## SHORT TASK
Check every line for the word "Amount" and give the number of lines where it occurs, nothing else.
--- START OF PROVIDED RECORDS ---
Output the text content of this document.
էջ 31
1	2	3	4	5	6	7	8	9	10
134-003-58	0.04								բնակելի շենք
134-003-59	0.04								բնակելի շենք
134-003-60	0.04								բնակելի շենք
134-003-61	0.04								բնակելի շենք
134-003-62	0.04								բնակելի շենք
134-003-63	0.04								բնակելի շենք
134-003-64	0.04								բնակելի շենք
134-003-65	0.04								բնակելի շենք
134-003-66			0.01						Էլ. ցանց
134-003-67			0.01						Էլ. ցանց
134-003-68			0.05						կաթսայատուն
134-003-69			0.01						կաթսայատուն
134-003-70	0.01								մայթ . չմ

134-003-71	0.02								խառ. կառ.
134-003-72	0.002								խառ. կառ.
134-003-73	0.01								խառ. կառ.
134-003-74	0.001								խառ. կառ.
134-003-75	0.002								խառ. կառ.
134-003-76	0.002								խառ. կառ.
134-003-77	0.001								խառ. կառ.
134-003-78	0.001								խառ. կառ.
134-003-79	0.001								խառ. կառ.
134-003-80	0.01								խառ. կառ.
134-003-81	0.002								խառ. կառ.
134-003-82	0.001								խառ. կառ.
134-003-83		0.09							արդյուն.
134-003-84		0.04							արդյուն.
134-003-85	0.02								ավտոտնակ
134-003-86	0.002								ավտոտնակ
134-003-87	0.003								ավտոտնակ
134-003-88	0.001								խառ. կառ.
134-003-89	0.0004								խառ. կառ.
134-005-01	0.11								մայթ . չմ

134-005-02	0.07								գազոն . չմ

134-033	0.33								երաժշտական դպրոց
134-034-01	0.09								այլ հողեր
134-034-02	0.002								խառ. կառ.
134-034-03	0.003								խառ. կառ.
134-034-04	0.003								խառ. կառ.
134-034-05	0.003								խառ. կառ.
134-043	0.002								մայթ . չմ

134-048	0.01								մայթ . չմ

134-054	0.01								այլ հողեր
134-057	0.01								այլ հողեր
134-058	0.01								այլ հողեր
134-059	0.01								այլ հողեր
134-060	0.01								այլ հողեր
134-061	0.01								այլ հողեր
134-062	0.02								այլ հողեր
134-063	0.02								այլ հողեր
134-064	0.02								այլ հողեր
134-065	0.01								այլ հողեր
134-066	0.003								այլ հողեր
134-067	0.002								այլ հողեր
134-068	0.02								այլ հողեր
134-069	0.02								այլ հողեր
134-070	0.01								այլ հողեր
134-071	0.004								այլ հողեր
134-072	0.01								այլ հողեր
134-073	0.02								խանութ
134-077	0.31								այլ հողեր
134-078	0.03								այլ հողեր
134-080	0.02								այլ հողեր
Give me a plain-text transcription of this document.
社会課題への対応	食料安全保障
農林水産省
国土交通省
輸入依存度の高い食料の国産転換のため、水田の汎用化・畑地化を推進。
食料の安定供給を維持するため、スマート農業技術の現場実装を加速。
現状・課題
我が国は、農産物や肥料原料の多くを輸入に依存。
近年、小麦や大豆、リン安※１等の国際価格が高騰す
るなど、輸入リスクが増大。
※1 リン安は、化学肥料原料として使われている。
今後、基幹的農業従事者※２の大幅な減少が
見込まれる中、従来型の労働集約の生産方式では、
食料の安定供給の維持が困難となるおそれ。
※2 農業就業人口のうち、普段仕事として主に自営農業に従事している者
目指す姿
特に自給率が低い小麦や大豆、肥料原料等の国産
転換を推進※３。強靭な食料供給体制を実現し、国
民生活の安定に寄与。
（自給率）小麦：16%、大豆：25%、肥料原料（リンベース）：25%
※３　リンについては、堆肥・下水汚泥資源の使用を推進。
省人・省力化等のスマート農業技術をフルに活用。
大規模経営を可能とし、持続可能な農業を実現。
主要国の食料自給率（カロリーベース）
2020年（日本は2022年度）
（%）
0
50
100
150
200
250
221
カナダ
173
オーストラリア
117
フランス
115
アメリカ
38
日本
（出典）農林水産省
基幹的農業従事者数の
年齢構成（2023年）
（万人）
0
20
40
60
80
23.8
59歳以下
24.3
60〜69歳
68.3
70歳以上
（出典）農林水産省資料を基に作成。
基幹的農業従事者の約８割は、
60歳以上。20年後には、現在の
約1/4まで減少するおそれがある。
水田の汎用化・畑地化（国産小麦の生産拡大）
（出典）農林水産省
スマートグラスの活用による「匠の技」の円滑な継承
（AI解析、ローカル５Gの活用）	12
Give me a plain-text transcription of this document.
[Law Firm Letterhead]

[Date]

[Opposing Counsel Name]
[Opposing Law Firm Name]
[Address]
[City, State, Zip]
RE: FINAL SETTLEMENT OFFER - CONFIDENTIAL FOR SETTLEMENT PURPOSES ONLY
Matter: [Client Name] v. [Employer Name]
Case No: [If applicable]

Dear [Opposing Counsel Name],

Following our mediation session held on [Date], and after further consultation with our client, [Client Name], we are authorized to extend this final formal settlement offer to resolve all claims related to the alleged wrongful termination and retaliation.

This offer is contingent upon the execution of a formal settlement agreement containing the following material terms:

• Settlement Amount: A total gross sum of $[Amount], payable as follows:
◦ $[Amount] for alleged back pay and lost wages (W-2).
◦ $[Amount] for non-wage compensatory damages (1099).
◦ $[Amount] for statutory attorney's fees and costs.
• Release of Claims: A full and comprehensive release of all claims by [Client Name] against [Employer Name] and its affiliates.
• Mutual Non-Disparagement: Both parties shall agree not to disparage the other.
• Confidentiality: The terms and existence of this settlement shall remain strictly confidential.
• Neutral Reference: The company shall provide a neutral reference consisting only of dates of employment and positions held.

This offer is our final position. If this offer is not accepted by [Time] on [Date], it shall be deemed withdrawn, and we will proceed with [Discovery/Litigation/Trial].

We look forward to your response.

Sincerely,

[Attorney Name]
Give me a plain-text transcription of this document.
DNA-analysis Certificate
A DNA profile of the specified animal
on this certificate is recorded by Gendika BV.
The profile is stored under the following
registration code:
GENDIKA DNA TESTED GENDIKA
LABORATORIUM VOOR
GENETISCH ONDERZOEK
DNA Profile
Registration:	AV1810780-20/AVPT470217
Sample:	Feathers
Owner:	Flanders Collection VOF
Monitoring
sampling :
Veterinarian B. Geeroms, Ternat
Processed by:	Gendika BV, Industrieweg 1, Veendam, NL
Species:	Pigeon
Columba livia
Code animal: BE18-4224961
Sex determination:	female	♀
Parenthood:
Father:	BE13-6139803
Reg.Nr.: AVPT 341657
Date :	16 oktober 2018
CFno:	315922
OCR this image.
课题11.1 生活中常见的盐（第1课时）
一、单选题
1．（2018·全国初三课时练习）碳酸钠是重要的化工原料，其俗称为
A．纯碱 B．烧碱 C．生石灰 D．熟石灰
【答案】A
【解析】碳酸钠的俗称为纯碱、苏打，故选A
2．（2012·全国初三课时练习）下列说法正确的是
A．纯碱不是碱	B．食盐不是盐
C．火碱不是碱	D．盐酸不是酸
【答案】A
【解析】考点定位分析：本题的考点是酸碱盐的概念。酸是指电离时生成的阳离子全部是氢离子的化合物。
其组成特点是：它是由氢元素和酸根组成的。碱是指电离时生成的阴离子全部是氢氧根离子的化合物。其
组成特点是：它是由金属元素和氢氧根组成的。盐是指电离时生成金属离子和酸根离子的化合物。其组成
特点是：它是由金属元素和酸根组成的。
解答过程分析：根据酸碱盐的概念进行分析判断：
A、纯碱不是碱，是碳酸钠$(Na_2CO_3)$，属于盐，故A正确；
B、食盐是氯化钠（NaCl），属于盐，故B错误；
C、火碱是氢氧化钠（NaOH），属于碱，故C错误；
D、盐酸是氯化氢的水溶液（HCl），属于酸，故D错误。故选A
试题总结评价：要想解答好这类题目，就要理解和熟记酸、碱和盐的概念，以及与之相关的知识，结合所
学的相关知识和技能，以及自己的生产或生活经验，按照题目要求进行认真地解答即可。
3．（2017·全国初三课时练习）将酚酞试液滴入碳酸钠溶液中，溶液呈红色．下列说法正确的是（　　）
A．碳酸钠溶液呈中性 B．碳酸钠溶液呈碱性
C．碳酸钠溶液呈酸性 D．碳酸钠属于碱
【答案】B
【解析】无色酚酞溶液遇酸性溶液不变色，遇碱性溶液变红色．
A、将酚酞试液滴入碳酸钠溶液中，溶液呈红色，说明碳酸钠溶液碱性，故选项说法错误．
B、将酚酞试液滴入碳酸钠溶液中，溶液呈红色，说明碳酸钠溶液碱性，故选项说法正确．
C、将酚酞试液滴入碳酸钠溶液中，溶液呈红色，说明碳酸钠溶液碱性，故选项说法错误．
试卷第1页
--- END OF PROVIDED RECORDS ---
## FULL RESPONSE
4